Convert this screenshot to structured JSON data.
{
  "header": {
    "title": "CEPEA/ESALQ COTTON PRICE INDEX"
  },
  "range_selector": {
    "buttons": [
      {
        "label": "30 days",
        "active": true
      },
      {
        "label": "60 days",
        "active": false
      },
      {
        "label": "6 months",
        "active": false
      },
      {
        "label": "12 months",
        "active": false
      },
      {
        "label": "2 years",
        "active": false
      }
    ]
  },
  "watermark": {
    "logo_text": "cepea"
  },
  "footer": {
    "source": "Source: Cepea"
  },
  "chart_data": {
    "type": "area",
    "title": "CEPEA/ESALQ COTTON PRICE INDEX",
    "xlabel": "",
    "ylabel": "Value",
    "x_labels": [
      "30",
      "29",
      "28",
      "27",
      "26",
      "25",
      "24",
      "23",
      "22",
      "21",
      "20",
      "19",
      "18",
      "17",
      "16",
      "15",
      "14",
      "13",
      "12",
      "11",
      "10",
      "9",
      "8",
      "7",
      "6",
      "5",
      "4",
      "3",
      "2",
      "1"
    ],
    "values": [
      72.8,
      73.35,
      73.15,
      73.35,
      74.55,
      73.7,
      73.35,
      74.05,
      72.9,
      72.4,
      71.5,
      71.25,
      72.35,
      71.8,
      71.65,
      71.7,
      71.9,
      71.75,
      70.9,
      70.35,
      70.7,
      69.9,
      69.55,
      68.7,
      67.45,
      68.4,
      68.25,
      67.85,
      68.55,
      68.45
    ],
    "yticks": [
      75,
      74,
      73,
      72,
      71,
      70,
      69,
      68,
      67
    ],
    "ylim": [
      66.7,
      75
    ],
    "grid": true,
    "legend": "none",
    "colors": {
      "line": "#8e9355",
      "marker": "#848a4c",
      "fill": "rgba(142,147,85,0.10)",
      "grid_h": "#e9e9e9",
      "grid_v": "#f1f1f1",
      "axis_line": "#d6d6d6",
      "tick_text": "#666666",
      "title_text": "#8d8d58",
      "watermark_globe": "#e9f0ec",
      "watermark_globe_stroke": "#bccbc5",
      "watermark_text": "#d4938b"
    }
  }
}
##############################
◆ PROBLEM TO SOLVE: Return the material in full, exactly as shown.

◆ PROBLEM SOLUTION:
Convert this screenshot to structured JSON data.
{
  "header": {
    "title": "CEPEA/ESALQ COTTON PRICE INDEX"
  },
  "range_selector": {
    "buttons": [
      {
        "label": "30 days",
        "active": true
      },
      {
        "label": "60 days",
        "active": false
      },
      {
        "label": "6 months",
        "active": false
      },
      {
        "label": "12 months",
        "active": false
      },
      {
        "label": "2 years",
        "active": false
      }
    ]
  },
  "watermark": {
    "logo_text": "cepea"
  },
  "footer": {
    "source": "Source: Cepea"
  },
  "chart_data": {
    "type": "area",
    "title": "CEPEA/ESALQ COTTON PRICE INDEX",
    "xlabel": "",
    "ylabel": "Value",
    "x_labels": [
      "30",
      "29",
      "28",
      "27",
      "26",
      "25",
      "24",
      "23",
      "22",
      "21",
      "20",
      "19",
      "18",
      "17",
      "16",
      "15",
      "14",
      "13",
      "12",
      "11",
      "10",
      "9",
      "8",
      "7",
      "6",
      "5",
      "4",
      "3",
      "2",
      "1"
    ],
    "values": [
      72.8,
      73.35,
      73.15,
      73.35,
      74.55,
      73.7,
      73.35,
      74.05,
      72.9,
      72.4,
      71.5,
      71.25,
      72.35,
      71.8,
      71.65,
      71.7,
      71.9,
      71.75,
      70.9,
      70.35,
      70.7,
      69.9,
      69.55,
      68.7,
      67.45,
      68.4,
      68.25,
      67.85,
      68.55,
      68.45
    ],
    "yticks": [
      75,
      74,
      73,
      72,
      71,
      70,
      69,
      68,
      67
    ],
    "ylim": [
      66.7,
      75
    ],
    "grid": true,
    "legend": "none",
    "colors": {
      "line": "#8e9355",
      "marker": "#848a4c",
      "fill": "rgba(142,147,85,0.10)",
      "grid_h": "#e9e9e9",
      "grid_v": "#f1f1f1",
      "axis_line": "#d6d6d6",
      "tick_text": "#666666",
      "title_text": "#8d8d58",
      "watermark_globe": "#e9f0ec",
      "watermark_globe_stroke": "#bccbc5",
      "watermark_text": "#d4938b"
    }
  }
}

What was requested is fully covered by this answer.